>> BEGIN

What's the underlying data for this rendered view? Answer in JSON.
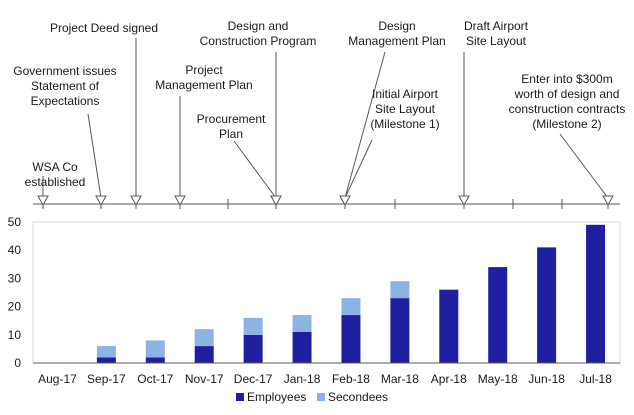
{
  "colors": {
    "employees": "#1f1fa0",
    "secondees": "#8db3e2",
    "line": "#595959",
    "text": "#1a1a1a"
  },
  "timeline": {
    "events": [
      {
        "lines": [
          "WSA Co",
          "established"
        ],
        "month": "Aug-17"
      },
      {
        "lines": [
          "Government issues",
          "Statement of",
          "Expectations"
        ],
        "month": "Sep-17"
      },
      {
        "lines": [
          "Project Deed signed"
        ],
        "month": "Oct-17"
      },
      {
        "lines": [
          "Project",
          "Management Plan"
        ],
        "month": "Nov-17"
      },
      {
        "lines": [
          "Procurement",
          "Plan"
        ],
        "month": "Jan-18"
      },
      {
        "lines": [
          "Design and",
          "Construction Program"
        ],
        "month": "Jan-18"
      },
      {
        "lines": [
          "Design",
          "Management Plan"
        ],
        "month": "Feb-18"
      },
      {
        "lines": [
          "Initial Airport",
          "Site Layout",
          "(Milestone 1)"
        ],
        "month": "Feb-18"
      },
      {
        "lines": [
          "Draft Airport",
          "Site Layout"
        ],
        "month": "Apr-18"
      },
      {
        "lines": [
          "Enter into $300m",
          "worth of design and",
          "construction contracts",
          "(Milestone 2)"
        ],
        "month": "Jul-18"
      }
    ]
  },
  "chart_data": {
    "type": "bar",
    "stacked": true,
    "categories": [
      "Aug-17",
      "Sep-17",
      "Oct-17",
      "Nov-17",
      "Dec-17",
      "Jan-18",
      "Feb-18",
      "Mar-18",
      "Apr-18",
      "May-18",
      "Jun-18",
      "Jul-18"
    ],
    "series": [
      {
        "name": "Employees",
        "values": [
          0,
          2,
          2,
          6,
          10,
          11,
          17,
          23,
          26,
          34,
          41,
          49
        ]
      },
      {
        "name": "Secondees",
        "values": [
          0,
          4,
          6,
          6,
          6,
          6,
          6,
          6,
          0,
          0,
          0,
          0
        ]
      }
    ],
    "ylim": [
      0,
      50
    ],
    "yticks": [
      0,
      10,
      20,
      30,
      40,
      50
    ],
    "grid": false,
    "legend": "bottom-center",
    "title": "",
    "xlabel": "",
    "ylabel": ""
  }
}
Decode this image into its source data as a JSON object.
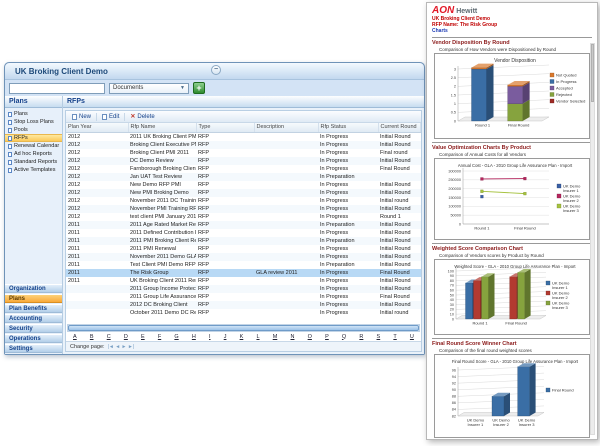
{
  "window": {
    "title": "UK Broking Client Demo",
    "minimize_glyph": "−",
    "search_input": {
      "value": "",
      "placeholder": ""
    },
    "documents_dropdown": {
      "value": "Documents"
    },
    "go_button_glyph": "+",
    "sidebar": {
      "header": "Plans",
      "items": [
        {
          "label": "Plans"
        },
        {
          "label": "Stop Loss Plans"
        },
        {
          "label": "Pools"
        },
        {
          "label": "RFPs",
          "selected": true
        },
        {
          "label": "Renewal Calendar"
        },
        {
          "label": "Ad hoc Reports"
        },
        {
          "label": "Standard Reports"
        },
        {
          "label": "Active Templates"
        }
      ],
      "accordion": [
        {
          "label": "Organization"
        },
        {
          "label": "Plans",
          "selected": true
        },
        {
          "label": "Plan Benefits"
        },
        {
          "label": "Accounting"
        },
        {
          "label": "Security"
        },
        {
          "label": "Operations"
        },
        {
          "label": "Settings"
        }
      ]
    },
    "content": {
      "header": "RFPs",
      "toolbar": {
        "new_label": "New",
        "edit_label": "Edit",
        "delete_label": "Delete"
      },
      "table": {
        "columns": [
          "Plan Year",
          "Rfp Name",
          "Type",
          "Description",
          "Rfp Status",
          "Current Round"
        ],
        "selected_row_index": 17,
        "rows": [
          [
            "2012",
            "2011 UK Broking Client PMI",
            "RFP",
            "",
            "In Progress",
            "Initial Round"
          ],
          [
            "2012",
            "Broking Client Executive PMI",
            "RFP",
            "",
            "In Progress",
            "Initial Round"
          ],
          [
            "2012",
            "Broking Client PMI 2011",
            "RFP",
            "",
            "In Progress",
            "Final round"
          ],
          [
            "2012",
            "DC Demo Review",
            "RFP",
            "",
            "In Progress",
            "Initial Round"
          ],
          [
            "2012",
            "Farnborough Broking Client GLA R...",
            "RFP",
            "",
            "In Progress",
            "Final Round"
          ],
          [
            "2012",
            "Jan UAT Test Review",
            "RFP",
            "",
            "In Preparation",
            ""
          ],
          [
            "2012",
            "New Demo RFP PMI",
            "RFP",
            "",
            "In Progress",
            "Initial Round"
          ],
          [
            "2012",
            "New PMI Broking Demo",
            "RFP",
            "",
            "In Progress",
            "Initial Round"
          ],
          [
            "2012",
            "November 2011 DC Training RFP",
            "RFP",
            "",
            "In Progress",
            "Initial round"
          ],
          [
            "2012",
            "November PMI Training RFP",
            "RFP",
            "",
            "In Progress",
            "Initial Round"
          ],
          [
            "2012",
            "test client PMI January 2012",
            "RFP",
            "",
            "In Progress",
            "Round 1"
          ],
          [
            "2011",
            "2011 Age Rated Market Review",
            "RFP",
            "",
            "In Preparation",
            "Initial Round"
          ],
          [
            "2011",
            "2011 Defined Contribution Pension",
            "RFP",
            "",
            "In Progress",
            "Initial Round"
          ],
          [
            "2011",
            "2011 PMI Broking Client Review",
            "RFP",
            "",
            "In Preparation",
            "Initial Round"
          ],
          [
            "2011",
            "2011 PMI Renewal",
            "RFP",
            "",
            "In Progress",
            "Initial Round"
          ],
          [
            "2011",
            "November 2011 Demo GLA review",
            "RFP",
            "",
            "In Progress",
            "Initial Round"
          ],
          [
            "2011",
            "Test Client PMI Demo RFP",
            "RFP",
            "",
            "In Preparation",
            "Initial Round"
          ],
          [
            "2011",
            "The Risk Group",
            "RFP",
            "GLA review 2011",
            "In Progress",
            "Final Round"
          ],
          [
            "2011",
            "UK Broking Client 2011 Renewal",
            "RFP",
            "",
            "In Progress",
            "Initial Round"
          ],
          [
            "",
            "2011 Group Income Protection Rev...",
            "RFP",
            "",
            "In Progress",
            "Initial Round"
          ],
          [
            "",
            "2011 Group Life Assurance Review",
            "RFP",
            "",
            "In Progress",
            "Final Round"
          ],
          [
            "",
            "2012 DC Broking Client",
            "RFP",
            "",
            "In Progress",
            "Initial Round"
          ],
          [
            "",
            "October 2011 Demo DC Review",
            "RFP",
            "",
            "In Progress",
            "Initial round"
          ]
        ]
      },
      "alphabet": [
        "A",
        "B",
        "C",
        "D",
        "E",
        "F",
        "G",
        "H",
        "I",
        "J",
        "K",
        "L",
        "M",
        "N",
        "O",
        "P",
        "Q",
        "R",
        "S",
        "T",
        "U"
      ],
      "pager": {
        "label": "Change page:",
        "buttons": [
          "|◄",
          "◄",
          "►",
          "►|"
        ]
      }
    }
  },
  "charts_panel": {
    "logo": {
      "brand": "AON",
      "sub": "Hewitt"
    },
    "client_line": "UK Broking Client Demo",
    "rfp_line": "RFP Name: The Risk Group",
    "charts_line": "Charts"
  },
  "chart_data": [
    {
      "type": "bar",
      "variant": "stacked3d",
      "section_title": "Vendor Disposition By Round",
      "section_subtitle": "Comparison of How Vendors were Dispositioned by Round",
      "title": "Vendor Disposition",
      "categories": [
        "Round 1",
        "Final Round"
      ],
      "series": [
        {
          "name": "Not Quoted",
          "color": "#D9782D",
          "values": [
            0.08,
            0.08
          ]
        },
        {
          "name": "In Progress",
          "color": "#3A6EA5",
          "values": [
            3,
            0
          ]
        },
        {
          "name": "Accepted",
          "color": "#7A5C9E",
          "values": [
            0,
            1
          ]
        },
        {
          "name": "Rejected",
          "color": "#86A33E",
          "values": [
            0,
            1
          ]
        },
        {
          "name": "Vendor Selected",
          "color": "#9E2B25",
          "values": [
            0,
            0
          ]
        }
      ],
      "ylim": [
        0,
        3
      ],
      "ytick": 0.5,
      "legend_position": "right",
      "grid": true
    },
    {
      "type": "line",
      "section_title": "Value Optimization Charts By Product",
      "section_subtitle": "Comparison of Annual Costs for all Vendors",
      "title": "Annual Cost - GLA - 2010 Group Life Assurance Plan - Import",
      "x": [
        "Round 1",
        "Final Round"
      ],
      "series": [
        {
          "name": "UK Demo Insurer 1",
          "color": "#3A5FA5",
          "values": [
            155000,
            null
          ]
        },
        {
          "name": "UK Demo Insurer 2",
          "color": "#B5275E",
          "values": [
            255000,
            257000
          ]
        },
        {
          "name": "UK Demo Insurer 3",
          "color": "#A6C23F",
          "values": [
            185000,
            172000
          ]
        }
      ],
      "ylim": [
        0,
        300000
      ],
      "ytick": 50000,
      "legend_position": "right",
      "grid": true
    },
    {
      "type": "bar",
      "variant": "grouped3d",
      "section_title": "Weighted Score Comparison Chart",
      "section_subtitle": "Comparison of Vendors scores by Product by Round",
      "title": "Weighted Score - GLA - 2010 Group Life Assurance Plan - Import",
      "categories": [
        "Round 1",
        "Final Round"
      ],
      "series": [
        {
          "name": "UK Demo Insurer 1",
          "color": "#3A6EA5",
          "values": [
            75,
            null
          ]
        },
        {
          "name": "UK Demo Insurer 2",
          "color": "#B23A30",
          "values": [
            80,
            88
          ]
        },
        {
          "name": "UK Demo Insurer 3",
          "color": "#86A33E",
          "values": [
            88,
            97
          ]
        }
      ],
      "ylim": [
        0,
        100
      ],
      "ytick": 10,
      "legend_position": "right",
      "grid": true
    },
    {
      "type": "bar",
      "variant": "grouped3d",
      "section_title": "Final Round Score Winner Chart",
      "section_subtitle": "Comparison of the final round weighted scores",
      "title": "Final Round Score - GLA - 2010 Group Life Assurance Plan - Import",
      "categories": [
        "UK Demo Insurer 1",
        "UK Demo Insurer 2",
        "UK Demo Insurer 3"
      ],
      "series": [
        {
          "name": "Final Round",
          "color": "#3A6EA5",
          "values": [
            null,
            88,
            97
          ]
        }
      ],
      "ylim": [
        82,
        96
      ],
      "ytick": 2,
      "legend_position": "right",
      "grid": true
    }
  ]
}
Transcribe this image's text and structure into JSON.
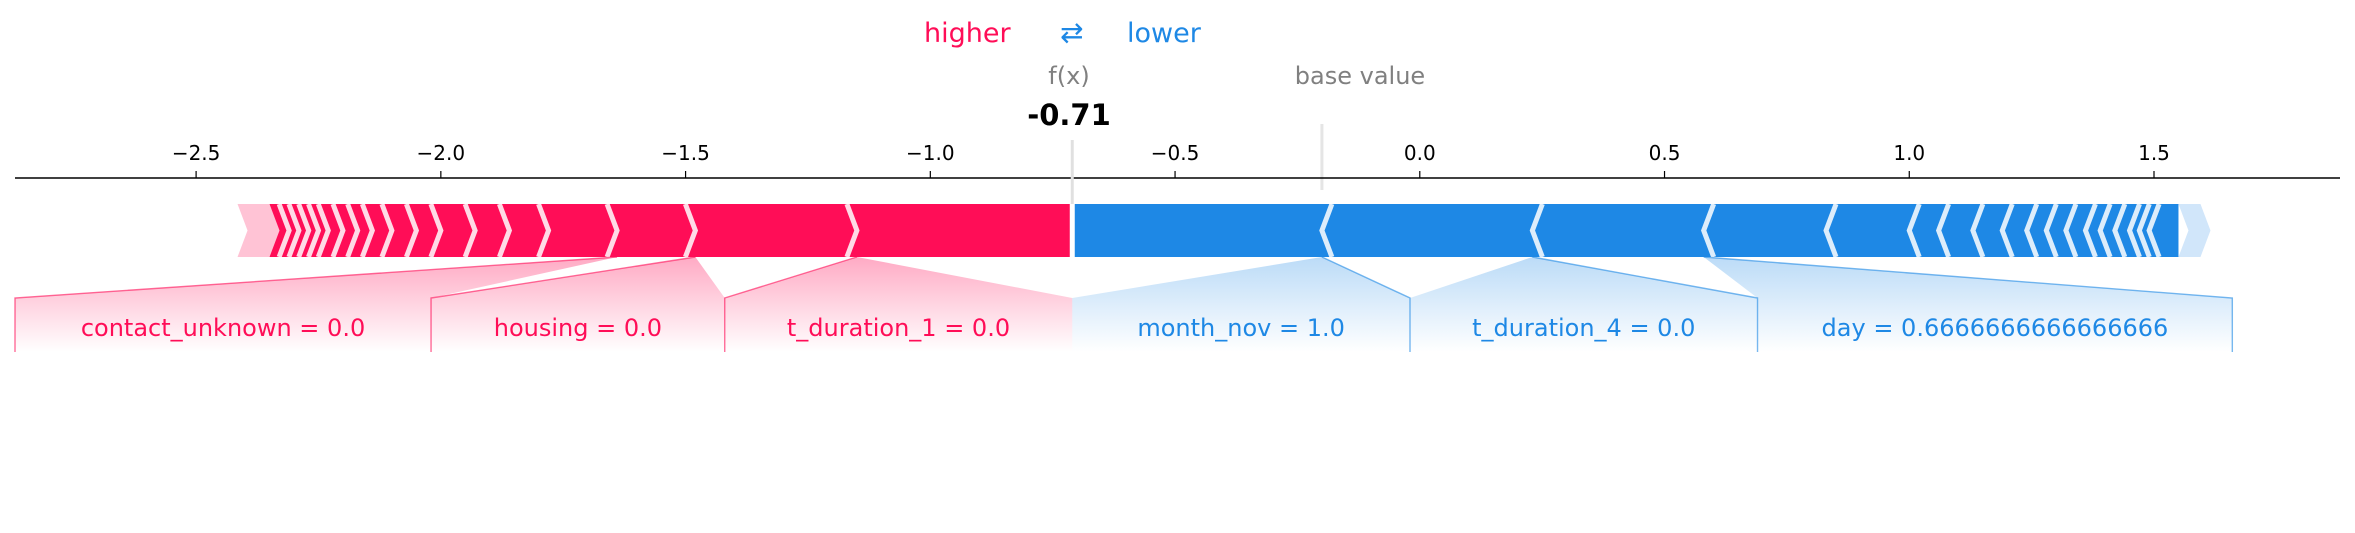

>> END

▶ What the task requires: Gather each line from the listing above that holds "Vendors".

▶ Final answer:
      "section_subtitle": "Comparison of How Vendors were Dispositioned by Round",
      "section_subtitle": "Comparison of Annual Costs for all Vendors",
      "section_subtitle": "Comparison of Vendors scores by Product by Round",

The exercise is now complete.